Aim.
Gather all lines from the material that contain the word "RFID".

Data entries
-*-*-

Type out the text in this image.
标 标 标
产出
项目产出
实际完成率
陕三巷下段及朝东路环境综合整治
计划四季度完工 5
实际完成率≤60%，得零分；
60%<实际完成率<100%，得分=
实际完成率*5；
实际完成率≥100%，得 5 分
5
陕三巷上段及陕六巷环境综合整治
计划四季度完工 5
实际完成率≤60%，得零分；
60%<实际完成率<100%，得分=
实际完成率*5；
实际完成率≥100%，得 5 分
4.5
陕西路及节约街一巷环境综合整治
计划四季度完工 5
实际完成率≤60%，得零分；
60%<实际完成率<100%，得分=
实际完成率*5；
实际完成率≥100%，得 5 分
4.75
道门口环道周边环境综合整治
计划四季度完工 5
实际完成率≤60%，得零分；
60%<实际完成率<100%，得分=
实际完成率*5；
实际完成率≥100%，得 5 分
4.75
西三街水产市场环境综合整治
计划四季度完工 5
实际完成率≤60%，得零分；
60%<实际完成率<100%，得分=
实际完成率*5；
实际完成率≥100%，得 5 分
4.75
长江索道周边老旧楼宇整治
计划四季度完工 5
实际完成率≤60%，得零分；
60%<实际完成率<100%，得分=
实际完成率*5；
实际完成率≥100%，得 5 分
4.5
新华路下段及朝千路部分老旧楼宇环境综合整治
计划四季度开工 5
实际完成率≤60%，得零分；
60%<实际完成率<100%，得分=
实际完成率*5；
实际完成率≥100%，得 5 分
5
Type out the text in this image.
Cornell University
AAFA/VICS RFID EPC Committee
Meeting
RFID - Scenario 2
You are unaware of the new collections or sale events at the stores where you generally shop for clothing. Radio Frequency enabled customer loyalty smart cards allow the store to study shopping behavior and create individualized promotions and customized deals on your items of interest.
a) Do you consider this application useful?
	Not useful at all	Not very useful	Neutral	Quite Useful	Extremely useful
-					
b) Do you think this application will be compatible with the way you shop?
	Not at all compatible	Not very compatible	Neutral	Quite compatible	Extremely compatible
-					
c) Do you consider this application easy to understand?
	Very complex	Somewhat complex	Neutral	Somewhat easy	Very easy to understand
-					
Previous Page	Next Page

-*-*-

Output of the task.
AAFA/VICS RFID EPC Committee
RFID - Scenario 2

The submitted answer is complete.